### [GIVEN PROBLEM]
Read the lines that follow and pick out every one containing the word "kind".

(Lines of data)
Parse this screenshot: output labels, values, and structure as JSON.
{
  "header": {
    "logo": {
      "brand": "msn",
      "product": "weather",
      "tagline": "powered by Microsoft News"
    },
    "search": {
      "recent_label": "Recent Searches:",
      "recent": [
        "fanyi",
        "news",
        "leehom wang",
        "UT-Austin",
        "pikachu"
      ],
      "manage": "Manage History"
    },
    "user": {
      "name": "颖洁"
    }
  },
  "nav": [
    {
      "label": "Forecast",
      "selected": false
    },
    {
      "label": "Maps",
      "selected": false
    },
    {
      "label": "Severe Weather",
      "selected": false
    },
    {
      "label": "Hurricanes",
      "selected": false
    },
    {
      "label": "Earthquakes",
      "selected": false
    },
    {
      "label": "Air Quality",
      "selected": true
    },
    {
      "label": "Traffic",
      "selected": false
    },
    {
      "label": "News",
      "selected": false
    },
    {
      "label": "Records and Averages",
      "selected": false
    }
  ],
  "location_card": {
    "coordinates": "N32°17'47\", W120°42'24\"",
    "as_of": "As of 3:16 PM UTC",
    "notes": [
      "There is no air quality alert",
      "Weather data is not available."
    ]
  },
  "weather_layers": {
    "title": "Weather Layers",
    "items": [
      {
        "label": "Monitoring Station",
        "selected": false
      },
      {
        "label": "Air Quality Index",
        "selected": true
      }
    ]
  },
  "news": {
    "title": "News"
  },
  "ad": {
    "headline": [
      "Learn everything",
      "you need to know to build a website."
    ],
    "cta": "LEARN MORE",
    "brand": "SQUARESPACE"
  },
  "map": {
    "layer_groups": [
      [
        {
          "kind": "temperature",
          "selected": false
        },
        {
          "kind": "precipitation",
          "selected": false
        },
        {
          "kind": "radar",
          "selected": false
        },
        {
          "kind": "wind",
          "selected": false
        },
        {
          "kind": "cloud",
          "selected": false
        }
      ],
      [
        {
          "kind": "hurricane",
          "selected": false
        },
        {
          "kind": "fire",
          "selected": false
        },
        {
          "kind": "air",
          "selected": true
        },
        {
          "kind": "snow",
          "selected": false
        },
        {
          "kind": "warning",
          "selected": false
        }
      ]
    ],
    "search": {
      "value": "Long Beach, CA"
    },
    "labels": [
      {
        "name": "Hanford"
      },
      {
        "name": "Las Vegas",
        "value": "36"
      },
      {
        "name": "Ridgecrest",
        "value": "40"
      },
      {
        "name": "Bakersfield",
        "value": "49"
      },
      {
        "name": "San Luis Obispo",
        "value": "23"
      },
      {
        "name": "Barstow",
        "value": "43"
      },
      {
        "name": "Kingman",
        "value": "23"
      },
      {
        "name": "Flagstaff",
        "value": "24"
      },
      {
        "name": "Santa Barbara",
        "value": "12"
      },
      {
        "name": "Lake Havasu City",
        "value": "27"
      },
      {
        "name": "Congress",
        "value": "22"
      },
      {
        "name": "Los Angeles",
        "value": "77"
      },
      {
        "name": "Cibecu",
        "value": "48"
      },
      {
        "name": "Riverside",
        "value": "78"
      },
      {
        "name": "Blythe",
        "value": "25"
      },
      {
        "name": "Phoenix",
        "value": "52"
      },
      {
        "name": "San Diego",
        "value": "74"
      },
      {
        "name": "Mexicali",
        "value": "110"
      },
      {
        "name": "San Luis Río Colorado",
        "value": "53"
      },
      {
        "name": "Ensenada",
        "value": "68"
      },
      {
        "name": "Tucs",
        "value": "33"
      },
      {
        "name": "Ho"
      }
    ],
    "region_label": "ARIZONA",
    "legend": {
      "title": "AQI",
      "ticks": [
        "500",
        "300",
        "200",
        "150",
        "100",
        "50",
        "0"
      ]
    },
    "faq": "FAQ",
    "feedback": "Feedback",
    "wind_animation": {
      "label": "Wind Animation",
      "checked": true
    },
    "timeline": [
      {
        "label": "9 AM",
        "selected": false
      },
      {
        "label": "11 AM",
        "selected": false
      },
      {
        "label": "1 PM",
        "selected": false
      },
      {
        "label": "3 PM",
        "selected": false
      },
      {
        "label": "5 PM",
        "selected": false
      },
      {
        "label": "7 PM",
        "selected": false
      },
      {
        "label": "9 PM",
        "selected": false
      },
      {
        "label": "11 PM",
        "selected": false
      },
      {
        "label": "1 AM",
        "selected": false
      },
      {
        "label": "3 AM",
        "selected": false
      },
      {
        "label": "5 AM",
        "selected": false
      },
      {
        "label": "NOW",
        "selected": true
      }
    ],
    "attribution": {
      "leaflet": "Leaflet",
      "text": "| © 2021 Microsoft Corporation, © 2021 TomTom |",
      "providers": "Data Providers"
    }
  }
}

### [WORKED ANSWER]
          "kind": "temperature",
          "kind": "precipitation",
          "kind": "radar",
          "kind": "wind",
          "kind": "cloud",
          "kind": "hurricane",
          "kind": "fire",
          "kind": "air",
          "kind": "snow",
          "kind": "warning",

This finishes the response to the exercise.